**What is required:** Give only the lines from the one containing "Give me the" through the end of the material below, exactly as written.

**Records to use:**
┌──
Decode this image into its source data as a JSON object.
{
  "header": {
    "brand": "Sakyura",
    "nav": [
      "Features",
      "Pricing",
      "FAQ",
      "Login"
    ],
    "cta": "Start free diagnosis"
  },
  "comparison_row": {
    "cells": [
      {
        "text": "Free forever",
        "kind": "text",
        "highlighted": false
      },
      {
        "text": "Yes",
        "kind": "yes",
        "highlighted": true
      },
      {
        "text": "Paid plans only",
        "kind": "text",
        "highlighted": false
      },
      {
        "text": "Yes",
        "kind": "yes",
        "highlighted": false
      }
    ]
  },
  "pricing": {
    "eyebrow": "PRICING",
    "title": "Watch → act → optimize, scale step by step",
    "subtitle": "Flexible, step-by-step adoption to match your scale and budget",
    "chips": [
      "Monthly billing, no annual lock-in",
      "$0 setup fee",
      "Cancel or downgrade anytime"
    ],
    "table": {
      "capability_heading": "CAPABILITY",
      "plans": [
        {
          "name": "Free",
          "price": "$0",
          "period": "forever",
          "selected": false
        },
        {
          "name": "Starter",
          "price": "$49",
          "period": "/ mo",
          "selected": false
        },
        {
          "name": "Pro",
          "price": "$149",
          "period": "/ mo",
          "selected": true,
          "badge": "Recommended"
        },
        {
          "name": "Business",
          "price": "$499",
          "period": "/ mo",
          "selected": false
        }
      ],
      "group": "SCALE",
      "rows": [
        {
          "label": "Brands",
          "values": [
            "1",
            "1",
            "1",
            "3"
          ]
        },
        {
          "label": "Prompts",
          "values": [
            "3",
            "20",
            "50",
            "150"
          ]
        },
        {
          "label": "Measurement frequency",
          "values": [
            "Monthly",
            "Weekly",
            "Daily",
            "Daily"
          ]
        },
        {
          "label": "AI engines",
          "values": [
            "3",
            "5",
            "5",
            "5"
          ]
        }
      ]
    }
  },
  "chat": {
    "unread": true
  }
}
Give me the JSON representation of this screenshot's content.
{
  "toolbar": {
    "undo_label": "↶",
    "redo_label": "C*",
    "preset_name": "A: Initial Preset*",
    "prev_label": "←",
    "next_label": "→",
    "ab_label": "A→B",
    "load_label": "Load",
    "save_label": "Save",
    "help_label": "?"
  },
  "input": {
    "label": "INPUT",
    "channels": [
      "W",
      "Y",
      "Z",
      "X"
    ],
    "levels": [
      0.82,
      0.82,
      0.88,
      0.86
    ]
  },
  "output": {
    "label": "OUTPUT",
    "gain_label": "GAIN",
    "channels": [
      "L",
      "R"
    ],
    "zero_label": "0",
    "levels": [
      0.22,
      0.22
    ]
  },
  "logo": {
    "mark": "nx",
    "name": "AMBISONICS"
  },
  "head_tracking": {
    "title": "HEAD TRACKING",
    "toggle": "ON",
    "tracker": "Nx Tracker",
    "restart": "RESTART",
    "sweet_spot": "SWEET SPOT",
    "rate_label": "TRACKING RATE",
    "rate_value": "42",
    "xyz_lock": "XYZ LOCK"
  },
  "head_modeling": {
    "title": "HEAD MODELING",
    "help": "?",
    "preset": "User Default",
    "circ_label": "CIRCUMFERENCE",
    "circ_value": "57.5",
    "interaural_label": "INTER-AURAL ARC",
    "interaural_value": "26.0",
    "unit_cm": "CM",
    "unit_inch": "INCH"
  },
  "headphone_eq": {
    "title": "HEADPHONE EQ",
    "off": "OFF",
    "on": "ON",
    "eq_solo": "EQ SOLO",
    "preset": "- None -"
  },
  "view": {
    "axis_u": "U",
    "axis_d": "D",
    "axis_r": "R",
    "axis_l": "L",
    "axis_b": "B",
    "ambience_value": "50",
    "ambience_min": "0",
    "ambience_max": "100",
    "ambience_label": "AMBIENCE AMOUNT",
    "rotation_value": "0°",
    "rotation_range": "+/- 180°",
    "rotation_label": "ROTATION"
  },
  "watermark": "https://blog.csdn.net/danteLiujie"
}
└──
**Output of the exercise:**
Give me the JSON representation of this screenshot's content.
{
  "toolbar": {
    "undo_label": "↶",
    "redo_label": "C*",
    "preset_name": "A: Initial Preset*",
    "prev_label": "←",
    "next_label": "→",
    "ab_label": "A→B",
    "load_label": "Load",
    "save_label": "Save",
    "help_label": "?"
  },
  "input": {
    "label": "INPUT",
    "channels": [
      "W",
      "Y",
      "Z",
      "X"
    ],
    "levels": [
      0.82,
      0.82,
      0.88,
      0.86
    ]
  },
  "output": {
    "label": "OUTPUT",
    "gain_label": "GAIN",
    "channels": [
      "L",
      "R"
    ],
    "zero_label": "0",
    "levels": [
      0.22,
      0.22
    ]
  },
  "logo": {
    "mark": "nx",
    "name": "AMBISONICS"
  },
  "head_tracking": {
    "title": "HEAD TRACKING",
    "toggle": "ON",
    "tracker": "Nx Tracker",
    "restart": "RESTART",
    "sweet_spot": "SWEET SPOT",
    "rate_label": "TRACKING RATE",
    "rate_value": "42",
    "xyz_lock": "XYZ LOCK"
  },
  "head_modeling": {
    "title": "HEAD MODELING",
    "help": "?",
    "preset": "User Default",
    "circ_label": "CIRCUMFERENCE",
    "circ_value": "57.5",
    "interaural_label": "INTER-AURAL ARC",
    "interaural_value": "26.0",
    "unit_cm": "CM",
    "unit_inch": "INCH"
  },
  "headphone_eq": {
    "title": "HEADPHONE EQ",
    "off": "OFF",
    "on": "ON",
    "eq_solo": "EQ SOLO",
    "preset": "- None -"
  },
  "view": {
    "axis_u": "U",
    "axis_d": "D",
    "axis_r": "R",
    "axis_l": "L",
    "axis_b": "B",
    "ambience_value": "50",
    "ambience_min": "0",
    "ambience_max": "100",
    "ambience_label": "AMBIENCE AMOUNT",
    "rotation_value": "0°",
    "rotation_range": "+/- 180°",
    "rotation_label": "ROTATION"
  },
  "watermark": "https://blog.csdn.net/danteLiujie"
}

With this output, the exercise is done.